- THE TASK:
Every line must be returned precisely as it is written.
———
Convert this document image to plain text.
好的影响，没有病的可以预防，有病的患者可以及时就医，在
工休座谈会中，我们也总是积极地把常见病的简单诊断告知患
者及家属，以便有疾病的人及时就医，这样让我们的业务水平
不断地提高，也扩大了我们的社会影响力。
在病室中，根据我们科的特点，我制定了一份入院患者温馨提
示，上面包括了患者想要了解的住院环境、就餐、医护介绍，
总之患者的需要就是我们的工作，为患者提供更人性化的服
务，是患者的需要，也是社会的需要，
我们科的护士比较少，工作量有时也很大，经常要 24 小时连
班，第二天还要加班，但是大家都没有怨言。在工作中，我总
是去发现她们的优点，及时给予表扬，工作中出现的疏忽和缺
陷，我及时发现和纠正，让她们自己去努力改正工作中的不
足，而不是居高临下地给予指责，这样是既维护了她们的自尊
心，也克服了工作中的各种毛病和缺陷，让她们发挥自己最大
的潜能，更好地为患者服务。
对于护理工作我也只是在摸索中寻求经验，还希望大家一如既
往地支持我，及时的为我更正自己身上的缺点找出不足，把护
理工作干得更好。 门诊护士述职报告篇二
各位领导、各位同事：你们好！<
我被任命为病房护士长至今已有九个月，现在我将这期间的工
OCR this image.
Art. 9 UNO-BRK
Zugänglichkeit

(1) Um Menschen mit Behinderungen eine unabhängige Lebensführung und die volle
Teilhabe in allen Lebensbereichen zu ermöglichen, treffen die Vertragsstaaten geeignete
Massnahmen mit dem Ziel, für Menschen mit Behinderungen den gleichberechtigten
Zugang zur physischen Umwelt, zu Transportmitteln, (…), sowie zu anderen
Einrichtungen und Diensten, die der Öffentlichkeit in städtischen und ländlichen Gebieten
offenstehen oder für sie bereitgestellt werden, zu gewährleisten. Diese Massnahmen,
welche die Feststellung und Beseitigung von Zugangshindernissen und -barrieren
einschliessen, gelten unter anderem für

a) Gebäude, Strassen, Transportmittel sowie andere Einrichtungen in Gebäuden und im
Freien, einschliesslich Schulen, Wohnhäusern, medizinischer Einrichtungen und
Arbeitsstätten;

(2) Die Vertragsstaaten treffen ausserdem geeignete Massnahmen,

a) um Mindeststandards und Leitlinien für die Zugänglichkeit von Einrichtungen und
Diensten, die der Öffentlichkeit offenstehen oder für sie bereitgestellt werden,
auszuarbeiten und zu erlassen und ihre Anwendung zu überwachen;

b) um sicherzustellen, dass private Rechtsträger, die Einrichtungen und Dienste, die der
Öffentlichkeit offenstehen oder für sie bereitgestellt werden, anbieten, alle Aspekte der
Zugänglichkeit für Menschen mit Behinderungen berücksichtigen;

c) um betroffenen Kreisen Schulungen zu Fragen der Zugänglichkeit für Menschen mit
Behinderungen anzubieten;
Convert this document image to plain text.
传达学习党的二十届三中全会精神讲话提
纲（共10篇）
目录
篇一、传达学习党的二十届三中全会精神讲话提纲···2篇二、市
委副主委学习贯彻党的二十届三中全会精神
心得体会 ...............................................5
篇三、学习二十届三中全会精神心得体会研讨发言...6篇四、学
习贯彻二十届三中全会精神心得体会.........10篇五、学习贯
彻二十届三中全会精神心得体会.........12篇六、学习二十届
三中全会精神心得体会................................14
———
- SOLVED EXERCISE:
Convert this document image to plain text.
好的影响，没有病的可以预防，有病的患者可以及时就医，在
工休座谈会中，我们也总是积极地把常见病的简单诊断告知患
者及家属，以便有疾病的人及时就医，这样让我们的业务水平
不断地提高，也扩大了我们的社会影响力。
在病室中，根据我们科的特点，我制定了一份入院患者温馨提
示，上面包括了患者想要了解的住院环境、就餐、医护介绍，
总之患者的需要就是我们的工作，为患者提供更人性化的服
务，是患者的需要，也是社会的需要，
我们科的护士比较少，工作量有时也很大，经常要 24 小时连
班，第二天还要加班，但是大家都没有怨言。在工作中，我总
是去发现她们的优点，及时给予表扬，工作中出现的疏忽和缺
陷，我及时发现和纠正，让她们自己去努力改正工作中的不
足，而不是居高临下地给予指责，这样是既维护了她们的自尊
心，也克服了工作中的各种毛病和缺陷，让她们发挥自己最大
的潜能，更好地为患者服务。
对于护理工作我也只是在摸索中寻求经验，还希望大家一如既
往地支持我，及时的为我更正自己身上的缺点找出不足，把护
理工作干得更好。 门诊护士述职报告篇二
各位领导、各位同事：你们好！<
我被任命为病房护士长至今已有九个月，现在我将这期间的工
OCR this image.
Art. 9 UNO-BRK
Zugänglichkeit

(1) Um Menschen mit Behinderungen eine unabhängige Lebensführung und die volle
Teilhabe in allen Lebensbereichen zu ermöglichen, treffen die Vertragsstaaten geeignete
Massnahmen mit dem Ziel, für Menschen mit Behinderungen den gleichberechtigten
Zugang zur physischen Umwelt, zu Transportmitteln, (…), sowie zu anderen
Einrichtungen und Diensten, die der Öffentlichkeit in städtischen und ländlichen Gebieten
offenstehen oder für sie bereitgestellt werden, zu gewährleisten. Diese Massnahmen,
welche die Feststellung und Beseitigung von Zugangshindernissen und -barrieren
einschliessen, gelten unter anderem für

a) Gebäude, Strassen, Transportmittel sowie andere Einrichtungen in Gebäuden und im
Freien, einschliesslich Schulen, Wohnhäusern, medizinischer Einrichtungen und
Arbeitsstätten;

(2) Die Vertragsstaaten treffen ausserdem geeignete Massnahmen,

a) um Mindeststandards und Leitlinien für die Zugänglichkeit von Einrichtungen und
Diensten, die der Öffentlichkeit offenstehen oder für sie bereitgestellt werden,
auszuarbeiten und zu erlassen und ihre Anwendung zu überwachen;

b) um sicherzustellen, dass private Rechtsträger, die Einrichtungen und Dienste, die der
Öffentlichkeit offenstehen oder für sie bereitgestellt werden, anbieten, alle Aspekte der
Zugänglichkeit für Menschen mit Behinderungen berücksichtigen;

c) um betroffenen Kreisen Schulungen zu Fragen der Zugänglichkeit für Menschen mit
Behinderungen anzubieten;
Convert this document image to plain text.
传达学习党的二十届三中全会精神讲话提
纲（共10篇）
目录
篇一、传达学习党的二十届三中全会精神讲话提纲···2篇二、市
委副主委学习贯彻党的二十届三中全会精神
心得体会 ...............................................5
篇三、学习二十届三中全会精神心得体会研讨发言...6篇四、学
习贯彻二十届三中全会精神心得体会.........10篇五、学习贯
彻二十届三中全会精神心得体会.........12篇六、学习二十届
三中全会精神心得体会................................14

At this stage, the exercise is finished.